Output all records precisely as written.
▼
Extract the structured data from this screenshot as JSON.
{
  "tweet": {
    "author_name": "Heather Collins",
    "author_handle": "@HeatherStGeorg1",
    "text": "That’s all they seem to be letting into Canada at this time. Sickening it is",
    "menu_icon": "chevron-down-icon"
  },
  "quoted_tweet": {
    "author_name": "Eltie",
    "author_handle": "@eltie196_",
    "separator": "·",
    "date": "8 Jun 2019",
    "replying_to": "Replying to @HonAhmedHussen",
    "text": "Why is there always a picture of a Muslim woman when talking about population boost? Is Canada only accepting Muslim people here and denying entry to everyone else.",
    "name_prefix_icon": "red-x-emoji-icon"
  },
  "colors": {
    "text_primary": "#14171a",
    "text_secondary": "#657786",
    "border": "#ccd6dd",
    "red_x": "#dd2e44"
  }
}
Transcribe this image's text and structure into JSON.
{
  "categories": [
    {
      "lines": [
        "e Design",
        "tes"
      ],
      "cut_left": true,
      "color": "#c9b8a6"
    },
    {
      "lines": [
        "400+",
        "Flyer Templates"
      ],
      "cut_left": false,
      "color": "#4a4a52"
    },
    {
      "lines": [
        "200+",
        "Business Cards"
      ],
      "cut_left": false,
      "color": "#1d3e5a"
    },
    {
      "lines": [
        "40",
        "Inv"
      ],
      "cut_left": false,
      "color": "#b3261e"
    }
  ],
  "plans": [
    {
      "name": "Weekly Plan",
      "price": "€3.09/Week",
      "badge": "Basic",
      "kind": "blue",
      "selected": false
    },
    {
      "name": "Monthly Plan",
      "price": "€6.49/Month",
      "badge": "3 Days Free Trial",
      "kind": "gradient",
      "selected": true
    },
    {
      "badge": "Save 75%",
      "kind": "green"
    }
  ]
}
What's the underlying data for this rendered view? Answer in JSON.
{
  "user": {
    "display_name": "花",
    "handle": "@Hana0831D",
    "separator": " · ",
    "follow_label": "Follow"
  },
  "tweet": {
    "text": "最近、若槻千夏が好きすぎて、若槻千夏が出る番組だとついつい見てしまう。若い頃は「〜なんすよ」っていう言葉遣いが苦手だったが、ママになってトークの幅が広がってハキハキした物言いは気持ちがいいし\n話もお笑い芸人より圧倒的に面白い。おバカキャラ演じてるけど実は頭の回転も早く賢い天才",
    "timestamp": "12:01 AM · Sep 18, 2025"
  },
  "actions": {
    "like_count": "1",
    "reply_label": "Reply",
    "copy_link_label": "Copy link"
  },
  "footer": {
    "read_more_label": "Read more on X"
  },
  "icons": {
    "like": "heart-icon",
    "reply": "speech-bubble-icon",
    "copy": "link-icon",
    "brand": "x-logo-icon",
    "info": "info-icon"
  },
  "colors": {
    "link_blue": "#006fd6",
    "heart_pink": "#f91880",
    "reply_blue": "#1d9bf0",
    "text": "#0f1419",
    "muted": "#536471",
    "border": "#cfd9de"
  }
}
▲
■ THE COMPLETED TASK:
Extract the structured data from this screenshot as JSON.
{
  "tweet": {
    "author_name": "Heather Collins",
    "author_handle": "@HeatherStGeorg1",
    "text": "That’s all they seem to be letting into Canada at this time. Sickening it is",
    "menu_icon": "chevron-down-icon"
  },
  "quoted_tweet": {
    "author_name": "Eltie",
    "author_handle": "@eltie196_",
    "separator": "·",
    "date": "8 Jun 2019",
    "replying_to": "Replying to @HonAhmedHussen",
    "text": "Why is there always a picture of a Muslim woman when talking about population boost? Is Canada only accepting Muslim people here and denying entry to everyone else.",
    "name_prefix_icon": "red-x-emoji-icon"
  },
  "colors": {
    "text_primary": "#14171a",
    "text_secondary": "#657786",
    "border": "#ccd6dd",
    "red_x": "#dd2e44"
  }
}
Transcribe this image's text and structure into JSON.
{
  "categories": [
    {
      "lines": [
        "e Design",
        "tes"
      ],
      "cut_left": true,
      "color": "#c9b8a6"
    },
    {
      "lines": [
        "400+",
        "Flyer Templates"
      ],
      "cut_left": false,
      "color": "#4a4a52"
    },
    {
      "lines": [
        "200+",
        "Business Cards"
      ],
      "cut_left": false,
      "color": "#1d3e5a"
    },
    {
      "lines": [
        "40",
        "Inv"
      ],
      "cut_left": false,
      "color": "#b3261e"
    }
  ],
  "plans": [
    {
      "name": "Weekly Plan",
      "price": "€3.09/Week",
      "badge": "Basic",
      "kind": "blue",
      "selected": false
    },
    {
      "name": "Monthly Plan",
      "price": "€6.49/Month",
      "badge": "3 Days Free Trial",
      "kind": "gradient",
      "selected": true
    },
    {
      "badge": "Save 75%",
      "kind": "green"
    }
  ]
}
What's the underlying data for this rendered view? Answer in JSON.
{
  "user": {
    "display_name": "花",
    "handle": "@Hana0831D",
    "separator": " · ",
    "follow_label": "Follow"
  },
  "tweet": {
    "text": "最近、若槻千夏が好きすぎて、若槻千夏が出る番組だとついつい見てしまう。若い頃は「〜なんすよ」っていう言葉遣いが苦手だったが、ママになってトークの幅が広がってハキハキした物言いは気持ちがいいし\n話もお笑い芸人より圧倒的に面白い。おバカキャラ演じてるけど実は頭の回転も早く賢い天才",
    "timestamp": "12:01 AM · Sep 18, 2025"
  },
  "actions": {
    "like_count": "1",
    "reply_label": "Reply",
    "copy_link_label": "Copy link"
  },
  "footer": {
    "read_more_label": "Read more on X"
  },
  "icons": {
    "like": "heart-icon",
    "reply": "speech-bubble-icon",
    "copy": "link-icon",
    "brand": "x-logo-icon",
    "info": "info-icon"
  },
  "colors": {
    "link_blue": "#006fd6",
    "heart_pink": "#f91880",
    "reply_blue": "#1d9bf0",
    "text": "#0f1419",
    "muted": "#536471",
    "border": "#cfd9de"
  }
}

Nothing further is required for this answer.